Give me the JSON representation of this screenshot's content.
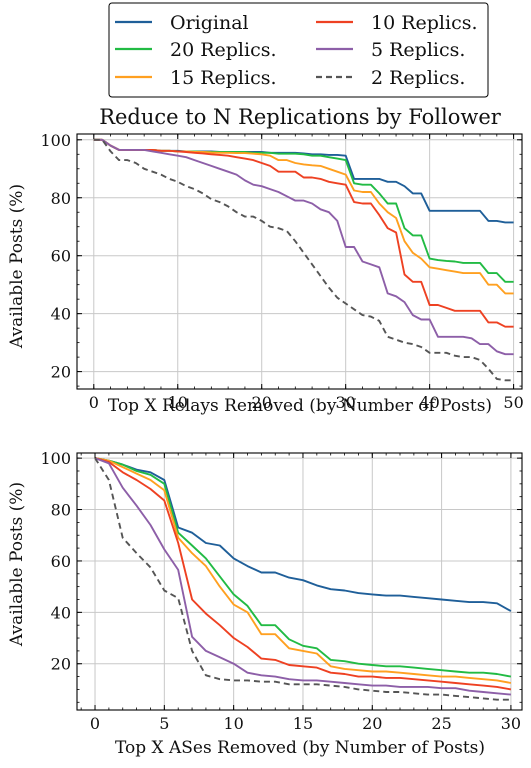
{
  "legend": {
    "items": [
      {
        "label": "Original",
        "color": "#1f5f99",
        "dash": false
      },
      {
        "label": "10 Replics.",
        "color": "#ee4122",
        "dash": false
      },
      {
        "label": "20 Replics.",
        "color": "#22bb44",
        "dash": false
      },
      {
        "label": "5 Replics.",
        "color": "#8d5fa8",
        "dash": false
      },
      {
        "label": "15 Replics.",
        "color": "#ffa020",
        "dash": false
      },
      {
        "label": "2 Replics.",
        "color": "#555555",
        "dash": true
      }
    ]
  },
  "chart_data": [
    {
      "type": "line",
      "title": "Reduce to N Replications by Follower",
      "xlabel": "Top X Relays Removed (by Number of Posts)",
      "ylabel": "Available Posts (%)",
      "xlim": [
        -2,
        51
      ],
      "ylim": [
        14,
        102
      ],
      "xticks": [
        0,
        10,
        20,
        30,
        40,
        50
      ],
      "yticks": [
        20,
        40,
        60,
        80,
        100
      ],
      "grid": true,
      "x": [
        0,
        1,
        2,
        3,
        4,
        5,
        6,
        7,
        8,
        9,
        10,
        11,
        12,
        13,
        14,
        15,
        16,
        17,
        18,
        19,
        20,
        21,
        22,
        23,
        24,
        25,
        26,
        27,
        28,
        29,
        30,
        31,
        32,
        33,
        34,
        35,
        36,
        37,
        38,
        39,
        40,
        41,
        42,
        43,
        44,
        45,
        46,
        47,
        48,
        49,
        50
      ],
      "series": [
        {
          "name": "Original",
          "color": "#1f5f99",
          "dash": false,
          "values": [
            100,
            100,
            98,
            96.5,
            96.5,
            96.5,
            96.5,
            96.5,
            96.2,
            96.2,
            96.2,
            96,
            96,
            96,
            96,
            95.8,
            95.8,
            95.8,
            95.8,
            95.8,
            95.8,
            95.5,
            95.5,
            95.5,
            95.5,
            95.3,
            95,
            95,
            94.8,
            94.8,
            94.5,
            86.5,
            86.5,
            86.5,
            86.5,
            85.5,
            85.5,
            84,
            81.5,
            81.5,
            75.5,
            75.5,
            75.5,
            75.5,
            75.5,
            75.5,
            75.5,
            72,
            72,
            71.5,
            71.5
          ]
        },
        {
          "name": "20 Replics.",
          "color": "#22bb44",
          "dash": false,
          "values": [
            100,
            100,
            98,
            96.5,
            96.5,
            96.5,
            96.5,
            96.5,
            96.2,
            96.2,
            96,
            96,
            96,
            95.8,
            95.8,
            95.8,
            95.8,
            95.8,
            95.8,
            95.5,
            95.5,
            95.5,
            95.2,
            95.2,
            95.2,
            95,
            94.5,
            94.5,
            94,
            93.5,
            93,
            85,
            84.5,
            84.5,
            81.5,
            78,
            78,
            69.5,
            67,
            67,
            59,
            58.5,
            58.2,
            58,
            57.5,
            57.5,
            57.5,
            54,
            54,
            51,
            51
          ]
        },
        {
          "name": "15 Replics.",
          "color": "#ffa020",
          "dash": false,
          "values": [
            100,
            100,
            98,
            96.5,
            96.5,
            96.5,
            96.5,
            96.5,
            96.2,
            96.2,
            96,
            96,
            95.8,
            95.8,
            95.6,
            95.5,
            95.5,
            95.4,
            95.4,
            95.2,
            95,
            94.5,
            93,
            93,
            92,
            91.5,
            91.2,
            91,
            90,
            89,
            88,
            82.5,
            82,
            82,
            78,
            75,
            73,
            65,
            61,
            59,
            56,
            55.5,
            55,
            54.5,
            54,
            54,
            54,
            50,
            50,
            47,
            47
          ]
        },
        {
          "name": "10 Replics.",
          "color": "#ee4122",
          "dash": false,
          "values": [
            100,
            100,
            98,
            96.5,
            96.5,
            96.5,
            96.5,
            96.5,
            96.2,
            96.2,
            96,
            95.8,
            95.5,
            95.3,
            95,
            94.8,
            94.5,
            94,
            93.5,
            93,
            92,
            91,
            89,
            89,
            89,
            87,
            87,
            86.5,
            85.5,
            85,
            84.5,
            78.5,
            78,
            78,
            74,
            69.5,
            68,
            53.5,
            51,
            51,
            43,
            43,
            42,
            41,
            41,
            41,
            41,
            37,
            37,
            35.5,
            35.5
          ]
        },
        {
          "name": "5 Replics.",
          "color": "#8d5fa8",
          "dash": false,
          "values": [
            100,
            100,
            98,
            96.5,
            96.5,
            96.5,
            96.5,
            96,
            95.5,
            95,
            94.5,
            94,
            93,
            92,
            91,
            90,
            89,
            88,
            86,
            84.5,
            84,
            83,
            82,
            80.5,
            79,
            79,
            78,
            76,
            75,
            72,
            63,
            63,
            58,
            57,
            56,
            47,
            46,
            44,
            39.5,
            38,
            38,
            32,
            32,
            32,
            32,
            31.5,
            29.5,
            29.5,
            27,
            26,
            26
          ]
        },
        {
          "name": "2 Replics.",
          "color": "#555555",
          "dash": true,
          "values": [
            100,
            100,
            96,
            93,
            93,
            92,
            90,
            89,
            88,
            86.5,
            85.5,
            84,
            83,
            81.5,
            79.5,
            78.5,
            77,
            75,
            73.5,
            73.5,
            72,
            70,
            69.5,
            68.5,
            65,
            61,
            57,
            53,
            49,
            45.5,
            43.5,
            41.5,
            39.5,
            39,
            37.5,
            32,
            31,
            30,
            29.5,
            28.5,
            26.5,
            26.5,
            26.5,
            25.5,
            25,
            25,
            24,
            21,
            17.5,
            17,
            17
          ]
        }
      ]
    },
    {
      "type": "line",
      "title": "",
      "xlabel": "Top X ASes Removed (by Number of Posts)",
      "ylabel": "Available Posts (%)",
      "xlim": [
        -1.3,
        30.8
      ],
      "ylim": [
        2,
        102
      ],
      "xticks": [
        0,
        5,
        10,
        15,
        20,
        25,
        30
      ],
      "yticks": [
        20,
        40,
        60,
        80,
        100
      ],
      "grid": true,
      "x": [
        0,
        1,
        2,
        3,
        4,
        5,
        6,
        7,
        8,
        9,
        10,
        11,
        12,
        13,
        14,
        15,
        16,
        17,
        18,
        19,
        20,
        21,
        22,
        23,
        24,
        25,
        26,
        27,
        28,
        29,
        30
      ],
      "series": [
        {
          "name": "Original",
          "color": "#1f5f99",
          "dash": false,
          "values": [
            100,
            99,
            97.5,
            95.5,
            94.5,
            91.5,
            73,
            71,
            67,
            66,
            61,
            58,
            55.5,
            55.5,
            53.5,
            52.5,
            50.5,
            49,
            48.5,
            47.5,
            47,
            46.5,
            46.5,
            46,
            45.5,
            45,
            44.5,
            44,
            44,
            43.5,
            40.5
          ]
        },
        {
          "name": "20 Replics.",
          "color": "#22bb44",
          "dash": false,
          "values": [
            100,
            99,
            97.5,
            95,
            93.5,
            90,
            71,
            66,
            61,
            54,
            47,
            42.5,
            35,
            35,
            29.5,
            27,
            26,
            21.5,
            21,
            20,
            19.5,
            19,
            19,
            18.5,
            18,
            17.5,
            17,
            16.5,
            16.5,
            16,
            15
          ]
        },
        {
          "name": "15 Replics.",
          "color": "#ffa020",
          "dash": false,
          "values": [
            100,
            99,
            96.5,
            94,
            91.5,
            87.5,
            69,
            63,
            58,
            50,
            43,
            40,
            31.5,
            31.5,
            26,
            25,
            24,
            19,
            18,
            17.5,
            17,
            17,
            16.5,
            16,
            15.5,
            15,
            15,
            14.5,
            14,
            13.5,
            12.5
          ]
        },
        {
          "name": "10 Replics.",
          "color": "#ee4122",
          "dash": false,
          "values": [
            100,
            98.5,
            94.5,
            91.5,
            88,
            83.5,
            67,
            45,
            39.5,
            35,
            30,
            26.5,
            22,
            21.5,
            19.5,
            19,
            18.5,
            16.5,
            16,
            15,
            15,
            14.5,
            14.5,
            14,
            13.5,
            13,
            12.5,
            12,
            11.5,
            11,
            10
          ]
        },
        {
          "name": "5 Replics.",
          "color": "#8d5fa8",
          "dash": false,
          "values": [
            100,
            98,
            88.5,
            81.5,
            74,
            64.5,
            56.5,
            30.5,
            25,
            22.5,
            20,
            16.5,
            15.5,
            15,
            14,
            13.5,
            13.5,
            13,
            12.5,
            12,
            11.5,
            11.5,
            11,
            11,
            11,
            10.5,
            10.5,
            9.5,
            9,
            8.5,
            8
          ]
        },
        {
          "name": "2 Replics.",
          "color": "#555555",
          "dash": true,
          "values": [
            100,
            91.5,
            69,
            63,
            57.5,
            48.5,
            45.5,
            25,
            15.5,
            14,
            13.5,
            13.5,
            13,
            13,
            12,
            12,
            12,
            11.5,
            11,
            10,
            9.5,
            9,
            9,
            8.5,
            8,
            8,
            7.5,
            7,
            6.5,
            6,
            6
          ]
        }
      ]
    }
  ]
}
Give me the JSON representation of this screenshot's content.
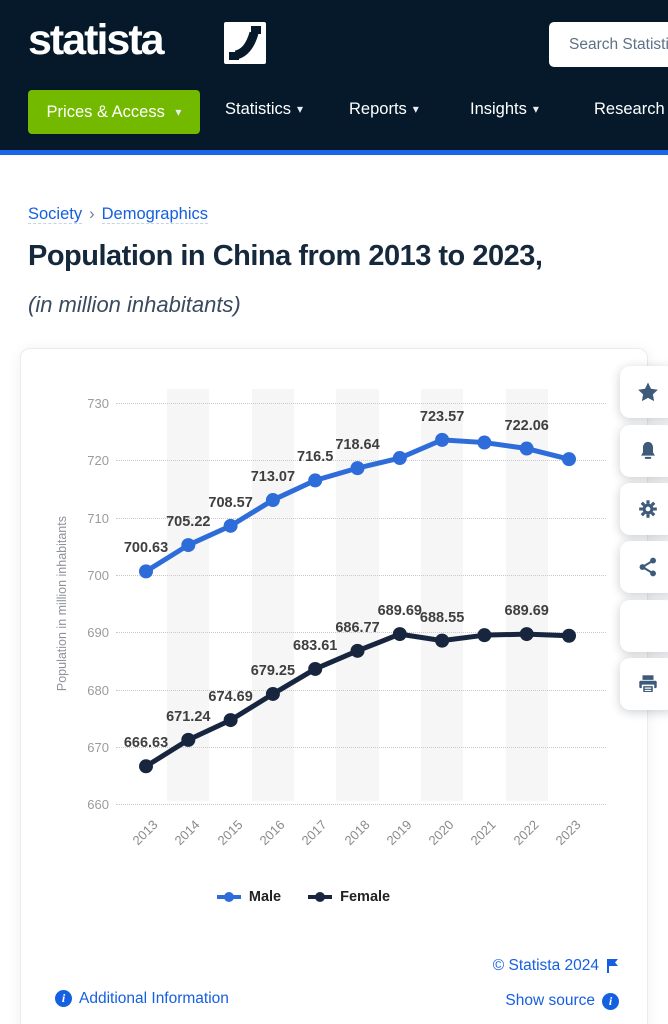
{
  "header": {
    "logo_text": "statista",
    "search": {
      "placeholder": "Search Statistics"
    },
    "nav": [
      {
        "label": "Prices & Access",
        "caret": "▾"
      },
      {
        "label": "Statistics",
        "caret": "▾"
      },
      {
        "label": "Reports",
        "caret": "▾"
      },
      {
        "label": "Insights",
        "caret": "▾"
      },
      {
        "label": "Research",
        "caret": ""
      }
    ]
  },
  "breadcrumb": {
    "items": [
      "Society",
      "Demographics"
    ],
    "separator": "›"
  },
  "page": {
    "title": "Population in China from 2013 to 2023,",
    "subtitle": "(in million inhabitants)"
  },
  "chart_data": {
    "type": "line",
    "title": "Population in China from 2013 to 2023, (in million inhabitants)",
    "categories": [
      "2013",
      "2014",
      "2015",
      "2016",
      "2017",
      "2018",
      "2019",
      "2020",
      "2021",
      "2022",
      "2023"
    ],
    "ylabel": "Population in million inhabitants",
    "ylim": [
      660,
      730
    ],
    "ytick_step": 10,
    "grid": "horizontal-dotted",
    "legend_position": "bottom",
    "series": [
      {
        "name": "Male",
        "color": "#2e6dd9",
        "values": [
          700.63,
          705.22,
          708.57,
          713.07,
          716.5,
          718.64,
          720.4,
          723.57,
          723.1,
          722.06,
          720.2
        ],
        "labels": [
          "700.63",
          "705.22",
          "708.57",
          "713.07",
          "716.5",
          "718.64",
          null,
          "723.57",
          null,
          "722.06",
          null
        ]
      },
      {
        "name": "Female",
        "color": "#17263e",
        "values": [
          666.63,
          671.24,
          674.69,
          679.25,
          683.61,
          686.77,
          689.69,
          688.55,
          689.5,
          689.69,
          689.4
        ],
        "labels": [
          "666.63",
          "671.24",
          "674.69",
          "679.25",
          "683.61",
          "686.77",
          "689.69",
          "688.55",
          null,
          "689.69",
          null
        ]
      }
    ]
  },
  "side_buttons": [
    "star-icon",
    "bell-icon",
    "gear-icon",
    "share-icon",
    "quote-icon",
    "print-icon"
  ],
  "footer": {
    "copyright": "© Statista 2024",
    "show_source": "Show source",
    "additional_info": "Additional Information"
  },
  "colors": {
    "header_bg": "#06192b",
    "accent_green": "#72b900",
    "accent_blue_bar": "#1767e8",
    "link_blue": "#1560e0",
    "title_navy": "#16283c",
    "male_line": "#2e6dd9",
    "female_line": "#17263e",
    "band_gray": "#f6f6f6"
  }
}
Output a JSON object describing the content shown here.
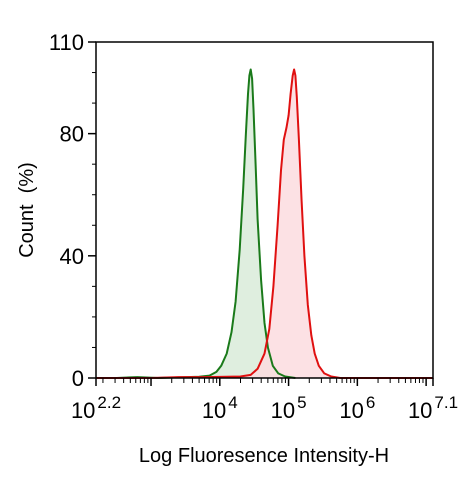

********************

Task requirements:
Filter the data for the string "inhabitants" and copy every line that has it.

Expected answer:
    "subtitle": "(in million inhabitants)"
    "title": "Population in China from 2013 to 2023, (in million inhabitants)",
    "ylabel": "Population in million inhabitants",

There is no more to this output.